Extract the stretch of lines that starts at the line with "Extract the structured" and ends at the last line of the data below. Give it exactly, without pictures.

::::

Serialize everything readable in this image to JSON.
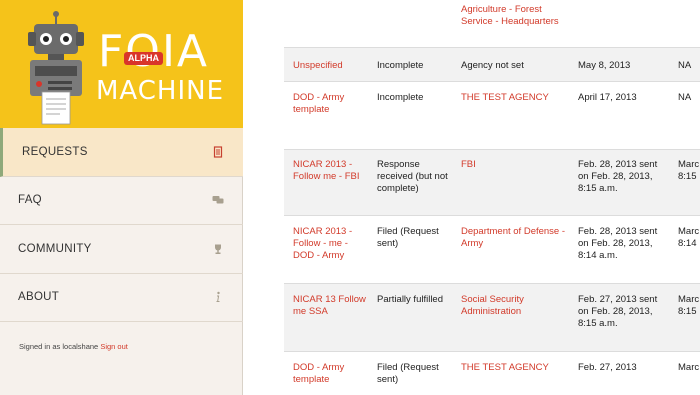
{
  "logo": {
    "title": "FOIA",
    "subtitle": "MACHINE",
    "badge": "ALPHA"
  },
  "nav": {
    "items": [
      {
        "label": "REQUESTS",
        "icon": "document-icon",
        "active": true
      },
      {
        "label": "FAQ",
        "icon": "chat-bubbles-icon",
        "active": false
      },
      {
        "label": "COMMUNITY",
        "icon": "trophy-icon",
        "active": false
      },
      {
        "label": "ABOUT",
        "icon": "info-icon",
        "active": false
      }
    ]
  },
  "user": {
    "signed_in_prefix": "Signed in as localshane",
    "sign_out": "Sign out"
  },
  "requests": {
    "rows": [
      {
        "title": "",
        "status": "",
        "agency": "Agriculture - Forest Service - Headquarters",
        "date": "",
        "last": ""
      },
      {
        "title": "Unspecified",
        "status": "Incomplete",
        "agency": "Agency not set",
        "agency_is_link": false,
        "date": "May 8, 2013",
        "last": "NA"
      },
      {
        "title": "DOD - Army template",
        "status": "Incomplete",
        "agency": "THE TEST AGENCY",
        "agency_is_link": true,
        "date": "April 17, 2013",
        "last": "NA"
      },
      {
        "title": "NICAR 2013 - Follow me - FBI",
        "status": "Response received (but not complete)",
        "agency": "FBI",
        "agency_is_link": true,
        "date": "Feb. 28, 2013 sent on Feb. 28, 2013, 8:15 a.m.",
        "last": "Marc 8:15"
      },
      {
        "title": "NICAR 2013 - Follow - me - DOD - Army",
        "status": "Filed (Request sent)",
        "agency": "Department of Defense - Army",
        "agency_is_link": true,
        "date": "Feb. 28, 2013 sent on Feb. 28, 2013, 8:14 a.m.",
        "last": "Marc 8:14"
      },
      {
        "title": "NICAR 13 Follow me SSA",
        "status": "Partially fulfilled",
        "agency": "Social Security Administration",
        "agency_is_link": true,
        "date": "Feb. 27, 2013 sent on Feb. 28, 2013, 8:15 a.m.",
        "last": "Marc 8:15"
      },
      {
        "title": "DOD - Army template",
        "status": "Filed (Request sent)",
        "agency": "THE TEST AGENCY",
        "agency_is_link": true,
        "date": "Feb. 27, 2013",
        "last": "Marc"
      }
    ]
  },
  "colors": {
    "accent": "#d23a2a",
    "logo_bg": "#f5c31a",
    "sidebar_bg": "#f6f1ec",
    "active_bg": "#f9e7c8"
  }
}
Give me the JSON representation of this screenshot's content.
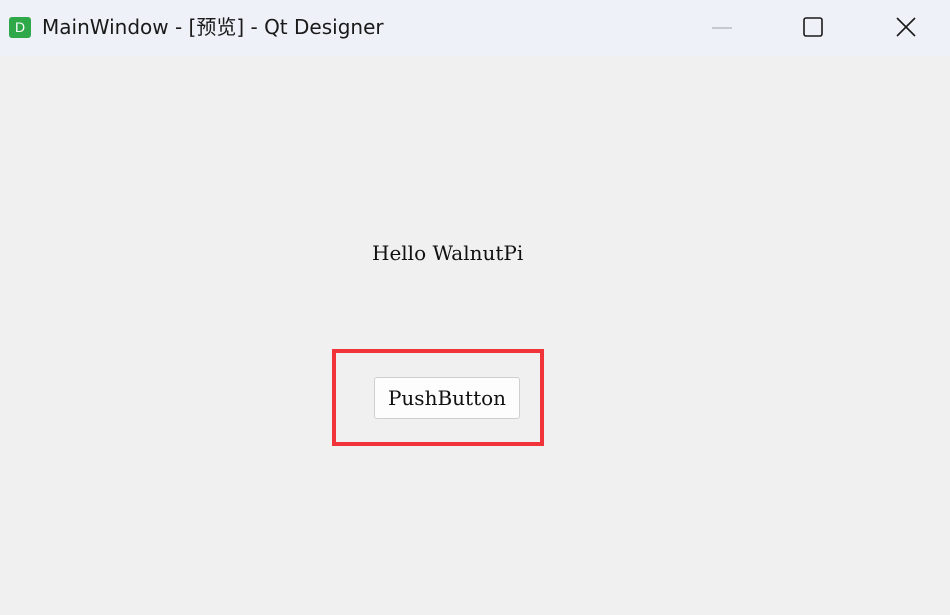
{
  "window": {
    "icon_letter": "D",
    "title": "MainWindow - [预览] - Qt Designer",
    "controls": {
      "minimize_icon": "minimize-icon",
      "maximize_icon": "maximize-icon",
      "close_icon": "close-icon"
    }
  },
  "form": {
    "label_text": "Hello WalnutPi",
    "button_label": "PushButton"
  },
  "annotation": {
    "highlight_color": "#f0343a"
  },
  "colors": {
    "app_icon": "#2fa84a",
    "titlebar_bg": "#eef2f8",
    "client_bg": "#f0f0f0"
  }
}
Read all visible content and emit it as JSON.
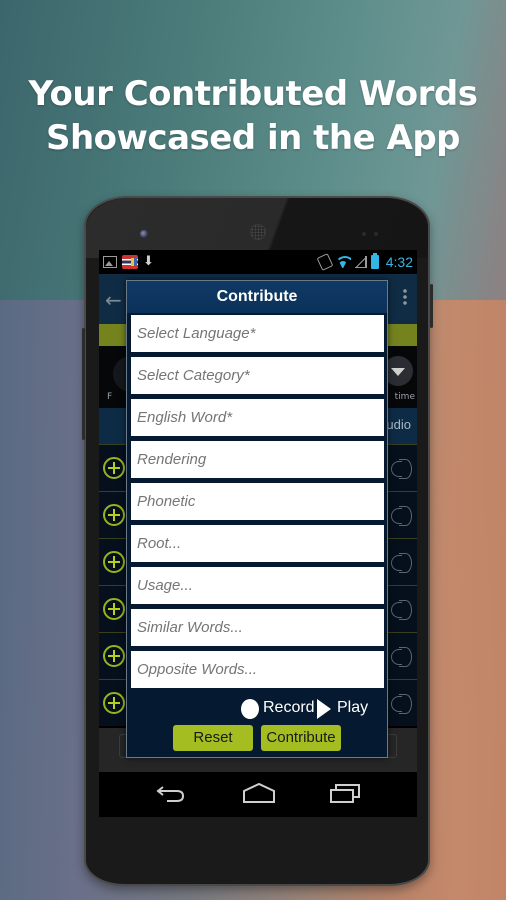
{
  "headline": {
    "line1": "Your Contributed Words",
    "line2": "Showcased in the App"
  },
  "status_bar": {
    "left_icons": [
      "gallery-icon",
      "flag-icon",
      "download-icon"
    ],
    "right_icons": [
      "rotate-icon",
      "wifi-icon",
      "signal-icon",
      "battery-icon"
    ],
    "time": "4:32",
    "accent_color": "#33b5e5"
  },
  "background_app": {
    "header_right_label": "udio",
    "filter_right_label": "time",
    "filter_left_label": "F",
    "rows": 6,
    "row_left_icon": "add-circle-icon",
    "row_right_icon": "speaker-icon"
  },
  "dialog": {
    "title": "Contribute",
    "fields": [
      {
        "name": "select-language",
        "placeholder": "Select Language*"
      },
      {
        "name": "select-category",
        "placeholder": "Select Category*"
      },
      {
        "name": "english-word",
        "placeholder": "English Word*"
      },
      {
        "name": "rendering",
        "placeholder": "Rendering"
      },
      {
        "name": "phonetic",
        "placeholder": "Phonetic"
      },
      {
        "name": "root",
        "placeholder": "Root..."
      },
      {
        "name": "usage",
        "placeholder": "Usage..."
      },
      {
        "name": "similar-words",
        "placeholder": "Similar Words..."
      },
      {
        "name": "opposite-words",
        "placeholder": "Opposite Words..."
      }
    ],
    "record_label": "Record",
    "play_label": "Play",
    "reset_label": "Reset",
    "contribute_label": "Contribute",
    "button_color": "#a4be22"
  },
  "nav_bar": {
    "icons": [
      "back-icon",
      "home-icon",
      "recent-apps-icon"
    ]
  }
}
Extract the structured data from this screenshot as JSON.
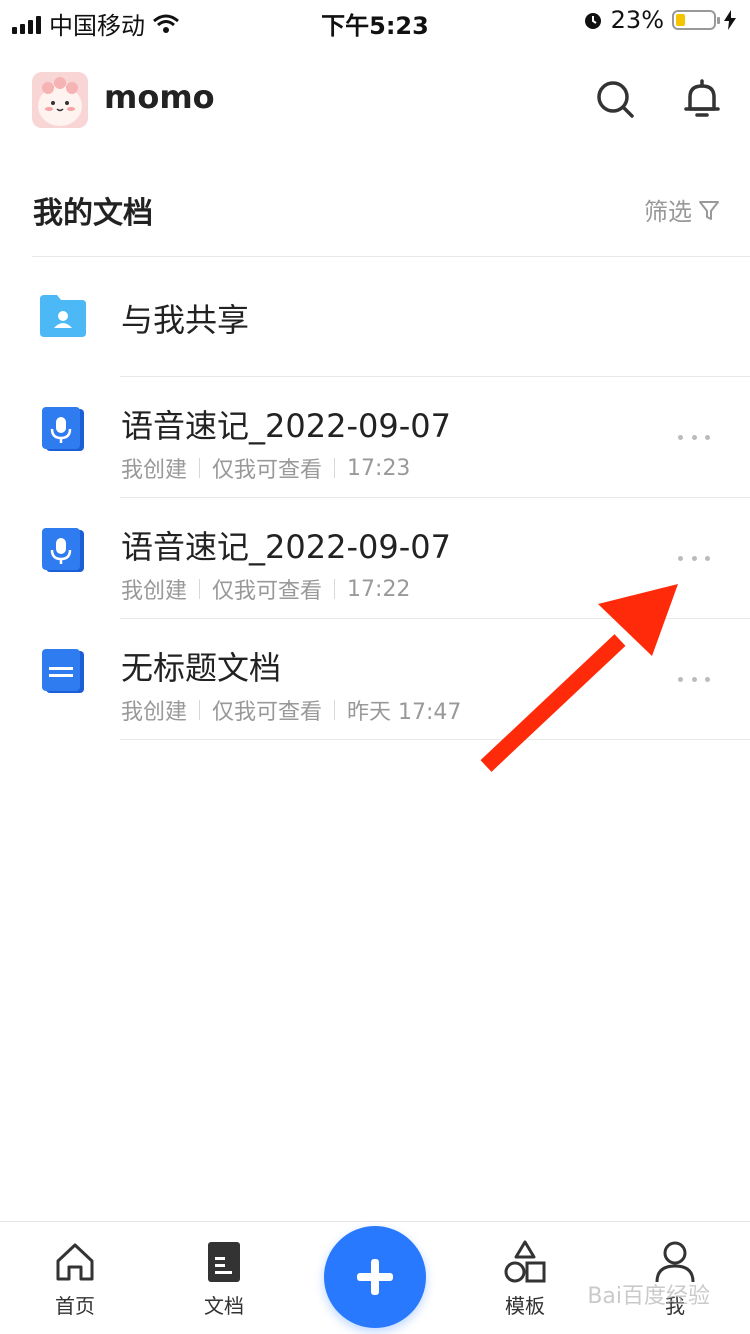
{
  "status_bar": {
    "carrier": "中国移动",
    "time": "下午5:23",
    "battery": "23%"
  },
  "header": {
    "username": "momo"
  },
  "section": {
    "title": "我的文档",
    "filter_label": "筛选"
  },
  "items": [
    {
      "title": "与我共享",
      "icon": "shared-folder-icon"
    },
    {
      "title": "语音速记_2022-09-07",
      "creator": "我创建",
      "permission": "仅我可查看",
      "time": "17:23",
      "icon": "voice-note-icon"
    },
    {
      "title": "语音速记_2022-09-07",
      "creator": "我创建",
      "permission": "仅我可查看",
      "time": "17:22",
      "icon": "voice-note-icon"
    },
    {
      "title": "无标题文档",
      "creator": "我创建",
      "permission": "仅我可查看",
      "time": "昨天 17:47",
      "icon": "document-icon"
    }
  ],
  "tabbar": {
    "home": "首页",
    "docs": "文档",
    "templates": "模板",
    "me": "我"
  },
  "watermark": "Bai百度经验",
  "colors": {
    "accent": "#2979ff",
    "arrow": "#ff2a0a",
    "folder": "#4cb8f5"
  }
}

::::

EXERCISE RESPONSE:
Extract the structured data from this screenshot as JSON.
{
  "status_bar": {
    "carrier": "中国移动",
    "time": "下午5:23",
    "battery": "23%"
  },
  "header": {
    "username": "momo"
  },
  "section": {
    "title": "我的文档",
    "filter_label": "筛选"
  },
  "items": [
    {
      "title": "与我共享",
      "icon": "shared-folder-icon"
    },
    {
      "title": "语音速记_2022-09-07",
      "creator": "我创建",
      "permission": "仅我可查看",
      "time": "17:23",
      "icon": "voice-note-icon"
    },
    {
      "title": "语音速记_2022-09-07",
      "creator": "我创建",
      "permission": "仅我可查看",
      "time": "17:22",
      "icon": "voice-note-icon"
    },
    {
      "title": "无标题文档",
      "creator": "我创建",
      "permission": "仅我可查看",
      "time": "昨天 17:47",
      "icon": "document-icon"
    }
  ],
  "tabbar": {
    "home": "首页",
    "docs": "文档",
    "templates": "模板",
    "me": "我"
  },
  "watermark": "Bai百度经验",
  "colors": {
    "accent": "#2979ff",
    "arrow": "#ff2a0a",
    "folder": "#4cb8f5"
  }
}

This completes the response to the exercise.